_Objective_
Copy every line with the string "kind" in it.

┄┄┄┄┄┄┄┄┄┄

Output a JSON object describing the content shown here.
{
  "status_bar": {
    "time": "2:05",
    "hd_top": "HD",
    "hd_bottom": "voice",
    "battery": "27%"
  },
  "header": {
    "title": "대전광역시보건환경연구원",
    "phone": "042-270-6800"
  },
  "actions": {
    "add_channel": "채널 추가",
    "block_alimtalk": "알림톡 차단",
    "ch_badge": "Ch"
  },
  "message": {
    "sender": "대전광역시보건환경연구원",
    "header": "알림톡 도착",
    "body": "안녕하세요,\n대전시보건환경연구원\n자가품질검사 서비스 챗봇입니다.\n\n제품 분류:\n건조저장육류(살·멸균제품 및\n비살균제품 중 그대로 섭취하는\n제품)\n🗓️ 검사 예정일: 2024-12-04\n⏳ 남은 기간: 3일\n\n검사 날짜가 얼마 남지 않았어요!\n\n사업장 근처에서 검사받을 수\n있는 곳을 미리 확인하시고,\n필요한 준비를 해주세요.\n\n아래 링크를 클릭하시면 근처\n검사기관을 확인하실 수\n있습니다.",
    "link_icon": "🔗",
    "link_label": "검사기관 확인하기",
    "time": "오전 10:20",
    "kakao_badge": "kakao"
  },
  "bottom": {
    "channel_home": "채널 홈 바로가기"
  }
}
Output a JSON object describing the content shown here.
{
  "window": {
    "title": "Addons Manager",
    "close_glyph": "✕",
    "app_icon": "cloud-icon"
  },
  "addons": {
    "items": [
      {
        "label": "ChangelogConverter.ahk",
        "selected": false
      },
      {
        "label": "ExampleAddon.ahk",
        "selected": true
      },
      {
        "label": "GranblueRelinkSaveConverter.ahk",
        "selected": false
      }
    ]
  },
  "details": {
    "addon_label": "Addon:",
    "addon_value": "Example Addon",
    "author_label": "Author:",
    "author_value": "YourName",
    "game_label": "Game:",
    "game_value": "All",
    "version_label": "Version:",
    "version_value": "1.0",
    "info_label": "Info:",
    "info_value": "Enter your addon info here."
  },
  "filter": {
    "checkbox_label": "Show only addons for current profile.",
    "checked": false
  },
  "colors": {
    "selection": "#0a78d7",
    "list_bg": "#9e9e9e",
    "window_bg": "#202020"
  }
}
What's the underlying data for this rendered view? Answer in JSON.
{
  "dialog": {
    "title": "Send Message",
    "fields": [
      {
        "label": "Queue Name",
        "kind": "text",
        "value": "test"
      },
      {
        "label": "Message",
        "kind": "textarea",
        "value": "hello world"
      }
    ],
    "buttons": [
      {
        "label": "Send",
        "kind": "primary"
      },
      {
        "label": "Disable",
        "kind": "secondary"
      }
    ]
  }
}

┄┄┄┄┄┄┄┄┄┄

_Full output_
        "kind": "text",
        "kind": "textarea",
        "kind": "primary"
        "kind": "secondary"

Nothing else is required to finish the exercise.